• **TASK BRIEF**
Copy every line from the data below in which the string "guerre" can be found.

• **SUPPLIED MATERIAL**
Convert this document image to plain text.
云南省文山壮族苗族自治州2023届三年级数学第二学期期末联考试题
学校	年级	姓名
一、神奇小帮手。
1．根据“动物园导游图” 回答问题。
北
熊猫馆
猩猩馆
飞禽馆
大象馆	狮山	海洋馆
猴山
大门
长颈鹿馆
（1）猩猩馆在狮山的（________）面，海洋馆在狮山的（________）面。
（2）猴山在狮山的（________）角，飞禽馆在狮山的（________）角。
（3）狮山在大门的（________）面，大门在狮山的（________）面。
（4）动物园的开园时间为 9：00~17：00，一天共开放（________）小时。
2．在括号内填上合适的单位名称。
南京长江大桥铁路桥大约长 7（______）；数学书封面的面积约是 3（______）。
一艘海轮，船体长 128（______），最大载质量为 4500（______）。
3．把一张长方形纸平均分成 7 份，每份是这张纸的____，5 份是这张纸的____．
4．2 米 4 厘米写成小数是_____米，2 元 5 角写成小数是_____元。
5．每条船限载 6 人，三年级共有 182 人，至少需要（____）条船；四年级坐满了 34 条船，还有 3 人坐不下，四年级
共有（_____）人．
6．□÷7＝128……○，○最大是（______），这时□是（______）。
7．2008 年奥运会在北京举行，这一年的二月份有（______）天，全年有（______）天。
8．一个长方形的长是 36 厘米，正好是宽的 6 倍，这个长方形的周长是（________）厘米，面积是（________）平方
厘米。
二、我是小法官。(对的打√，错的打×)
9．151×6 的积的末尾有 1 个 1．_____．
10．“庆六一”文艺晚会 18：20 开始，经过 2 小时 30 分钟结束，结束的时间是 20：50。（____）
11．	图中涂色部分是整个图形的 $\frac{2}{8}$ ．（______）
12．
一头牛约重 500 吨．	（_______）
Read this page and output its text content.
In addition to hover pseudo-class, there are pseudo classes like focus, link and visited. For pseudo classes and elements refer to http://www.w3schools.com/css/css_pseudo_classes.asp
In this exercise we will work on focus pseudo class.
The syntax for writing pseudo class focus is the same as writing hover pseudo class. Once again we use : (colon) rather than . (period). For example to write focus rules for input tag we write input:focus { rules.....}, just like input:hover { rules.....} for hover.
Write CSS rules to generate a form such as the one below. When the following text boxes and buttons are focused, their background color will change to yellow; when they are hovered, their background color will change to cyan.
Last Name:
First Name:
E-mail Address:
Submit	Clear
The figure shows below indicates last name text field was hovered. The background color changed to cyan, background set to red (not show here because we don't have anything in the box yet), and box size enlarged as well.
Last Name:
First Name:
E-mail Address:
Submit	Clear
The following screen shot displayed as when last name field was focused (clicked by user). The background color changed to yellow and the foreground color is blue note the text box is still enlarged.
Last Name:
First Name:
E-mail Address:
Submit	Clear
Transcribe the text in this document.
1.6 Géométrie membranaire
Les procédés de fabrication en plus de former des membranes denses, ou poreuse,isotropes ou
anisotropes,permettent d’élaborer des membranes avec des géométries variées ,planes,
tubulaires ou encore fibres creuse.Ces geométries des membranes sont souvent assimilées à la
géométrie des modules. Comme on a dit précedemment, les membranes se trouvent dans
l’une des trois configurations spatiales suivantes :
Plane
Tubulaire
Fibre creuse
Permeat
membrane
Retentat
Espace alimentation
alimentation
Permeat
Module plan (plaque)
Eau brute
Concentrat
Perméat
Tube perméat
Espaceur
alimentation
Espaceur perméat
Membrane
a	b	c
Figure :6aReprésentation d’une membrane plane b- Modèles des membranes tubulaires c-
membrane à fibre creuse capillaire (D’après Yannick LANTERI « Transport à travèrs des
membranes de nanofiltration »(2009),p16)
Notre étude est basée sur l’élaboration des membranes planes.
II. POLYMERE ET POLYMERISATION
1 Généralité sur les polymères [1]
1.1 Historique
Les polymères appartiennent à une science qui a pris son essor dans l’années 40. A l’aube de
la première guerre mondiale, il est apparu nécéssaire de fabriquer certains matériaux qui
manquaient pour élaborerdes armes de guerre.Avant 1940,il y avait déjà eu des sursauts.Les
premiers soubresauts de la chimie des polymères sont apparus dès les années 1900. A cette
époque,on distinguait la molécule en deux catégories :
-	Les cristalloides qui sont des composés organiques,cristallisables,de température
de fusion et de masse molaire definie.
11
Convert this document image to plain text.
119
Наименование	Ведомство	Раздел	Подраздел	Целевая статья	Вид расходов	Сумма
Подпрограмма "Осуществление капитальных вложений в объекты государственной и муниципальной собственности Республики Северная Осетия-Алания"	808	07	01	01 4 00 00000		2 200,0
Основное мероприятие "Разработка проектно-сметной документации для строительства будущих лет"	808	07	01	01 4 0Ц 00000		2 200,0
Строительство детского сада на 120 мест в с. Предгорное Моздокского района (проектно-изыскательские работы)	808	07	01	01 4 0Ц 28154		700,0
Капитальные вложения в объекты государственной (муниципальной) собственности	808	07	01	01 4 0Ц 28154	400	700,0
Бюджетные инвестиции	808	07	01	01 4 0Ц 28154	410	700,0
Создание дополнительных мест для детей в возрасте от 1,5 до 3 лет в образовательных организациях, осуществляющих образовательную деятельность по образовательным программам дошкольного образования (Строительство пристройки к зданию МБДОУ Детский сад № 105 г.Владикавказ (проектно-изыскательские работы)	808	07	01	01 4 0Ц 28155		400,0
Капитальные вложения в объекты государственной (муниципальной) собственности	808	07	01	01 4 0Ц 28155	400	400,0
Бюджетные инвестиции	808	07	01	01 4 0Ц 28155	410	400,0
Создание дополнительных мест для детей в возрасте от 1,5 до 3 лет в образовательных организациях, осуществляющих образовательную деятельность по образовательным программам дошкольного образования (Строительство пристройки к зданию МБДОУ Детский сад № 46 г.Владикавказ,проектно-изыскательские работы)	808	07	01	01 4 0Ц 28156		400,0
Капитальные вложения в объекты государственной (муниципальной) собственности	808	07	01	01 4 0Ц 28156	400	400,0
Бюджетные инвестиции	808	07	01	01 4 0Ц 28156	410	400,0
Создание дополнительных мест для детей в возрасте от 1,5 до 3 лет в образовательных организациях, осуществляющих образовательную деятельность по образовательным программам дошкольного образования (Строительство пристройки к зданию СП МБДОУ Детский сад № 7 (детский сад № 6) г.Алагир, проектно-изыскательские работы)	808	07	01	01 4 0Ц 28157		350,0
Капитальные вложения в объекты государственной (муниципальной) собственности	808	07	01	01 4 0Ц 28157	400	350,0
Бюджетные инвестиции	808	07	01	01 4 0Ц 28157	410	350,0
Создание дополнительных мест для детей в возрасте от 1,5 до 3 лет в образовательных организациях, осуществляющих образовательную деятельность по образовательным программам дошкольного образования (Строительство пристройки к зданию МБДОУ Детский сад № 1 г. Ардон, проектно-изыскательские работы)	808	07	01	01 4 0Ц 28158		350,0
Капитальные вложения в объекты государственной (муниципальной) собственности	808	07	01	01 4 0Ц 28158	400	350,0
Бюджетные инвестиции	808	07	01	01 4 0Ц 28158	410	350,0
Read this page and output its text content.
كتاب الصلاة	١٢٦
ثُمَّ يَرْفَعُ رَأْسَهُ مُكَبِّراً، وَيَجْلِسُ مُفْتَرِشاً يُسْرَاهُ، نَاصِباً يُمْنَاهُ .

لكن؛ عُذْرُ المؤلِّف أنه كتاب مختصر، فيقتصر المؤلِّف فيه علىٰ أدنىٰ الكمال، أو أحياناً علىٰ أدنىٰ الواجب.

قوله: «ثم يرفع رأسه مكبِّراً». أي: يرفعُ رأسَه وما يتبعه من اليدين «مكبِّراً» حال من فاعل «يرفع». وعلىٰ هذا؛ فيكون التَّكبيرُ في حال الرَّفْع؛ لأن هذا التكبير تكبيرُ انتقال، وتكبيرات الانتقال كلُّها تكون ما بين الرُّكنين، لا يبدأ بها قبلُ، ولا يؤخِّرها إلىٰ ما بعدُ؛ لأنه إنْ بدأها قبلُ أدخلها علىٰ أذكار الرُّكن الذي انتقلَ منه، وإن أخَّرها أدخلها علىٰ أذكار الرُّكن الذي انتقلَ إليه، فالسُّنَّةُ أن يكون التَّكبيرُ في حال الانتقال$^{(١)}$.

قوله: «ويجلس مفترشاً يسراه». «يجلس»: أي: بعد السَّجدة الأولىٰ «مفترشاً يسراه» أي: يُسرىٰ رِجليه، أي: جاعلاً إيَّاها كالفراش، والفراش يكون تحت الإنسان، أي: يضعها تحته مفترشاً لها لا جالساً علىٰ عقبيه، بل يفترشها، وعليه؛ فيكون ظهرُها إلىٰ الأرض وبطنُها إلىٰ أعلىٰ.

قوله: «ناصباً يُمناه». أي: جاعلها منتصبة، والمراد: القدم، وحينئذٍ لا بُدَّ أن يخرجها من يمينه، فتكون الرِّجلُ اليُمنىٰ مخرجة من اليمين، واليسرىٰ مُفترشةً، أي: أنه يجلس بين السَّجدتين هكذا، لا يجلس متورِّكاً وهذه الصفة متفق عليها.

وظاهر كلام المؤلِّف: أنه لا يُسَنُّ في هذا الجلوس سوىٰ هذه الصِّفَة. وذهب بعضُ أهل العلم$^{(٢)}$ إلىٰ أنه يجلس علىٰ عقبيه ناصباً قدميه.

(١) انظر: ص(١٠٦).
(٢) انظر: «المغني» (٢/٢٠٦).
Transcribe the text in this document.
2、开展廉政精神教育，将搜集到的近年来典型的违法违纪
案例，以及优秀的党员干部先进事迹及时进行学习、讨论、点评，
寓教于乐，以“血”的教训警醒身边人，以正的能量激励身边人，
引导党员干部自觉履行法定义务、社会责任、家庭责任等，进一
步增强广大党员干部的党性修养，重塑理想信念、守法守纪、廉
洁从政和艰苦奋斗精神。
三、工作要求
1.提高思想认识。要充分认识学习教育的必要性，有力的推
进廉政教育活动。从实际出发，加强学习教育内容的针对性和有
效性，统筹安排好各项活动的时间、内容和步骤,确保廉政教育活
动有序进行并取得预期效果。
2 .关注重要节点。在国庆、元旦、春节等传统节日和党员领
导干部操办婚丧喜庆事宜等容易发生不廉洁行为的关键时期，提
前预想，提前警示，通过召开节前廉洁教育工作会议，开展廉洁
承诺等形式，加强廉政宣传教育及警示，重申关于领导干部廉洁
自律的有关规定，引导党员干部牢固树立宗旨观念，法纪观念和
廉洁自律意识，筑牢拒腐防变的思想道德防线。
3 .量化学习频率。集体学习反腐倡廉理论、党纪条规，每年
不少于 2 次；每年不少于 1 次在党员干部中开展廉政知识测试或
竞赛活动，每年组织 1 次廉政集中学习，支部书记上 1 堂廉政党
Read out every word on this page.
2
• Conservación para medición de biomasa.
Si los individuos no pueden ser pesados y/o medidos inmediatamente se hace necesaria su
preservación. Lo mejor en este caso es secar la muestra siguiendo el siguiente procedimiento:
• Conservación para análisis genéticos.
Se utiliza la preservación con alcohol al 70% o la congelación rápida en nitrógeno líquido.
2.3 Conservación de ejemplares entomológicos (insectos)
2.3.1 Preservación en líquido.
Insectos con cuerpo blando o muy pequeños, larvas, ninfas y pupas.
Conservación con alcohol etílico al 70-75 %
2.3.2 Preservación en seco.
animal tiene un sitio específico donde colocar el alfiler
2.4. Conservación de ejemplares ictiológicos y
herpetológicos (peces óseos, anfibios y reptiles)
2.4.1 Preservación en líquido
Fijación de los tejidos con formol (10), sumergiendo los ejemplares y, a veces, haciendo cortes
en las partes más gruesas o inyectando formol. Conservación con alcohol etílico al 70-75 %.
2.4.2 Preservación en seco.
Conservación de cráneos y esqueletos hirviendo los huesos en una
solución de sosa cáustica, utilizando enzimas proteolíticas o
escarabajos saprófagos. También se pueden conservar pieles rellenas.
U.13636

• **WRITTEN SOLUTION**
la première guerre mondiale, il est apparu nécéssaire de fabriquer certains matériaux qui
manquaient pour élaborerdes armes de guerre.Avant 1940,il y avait déjà eu des sursauts.Les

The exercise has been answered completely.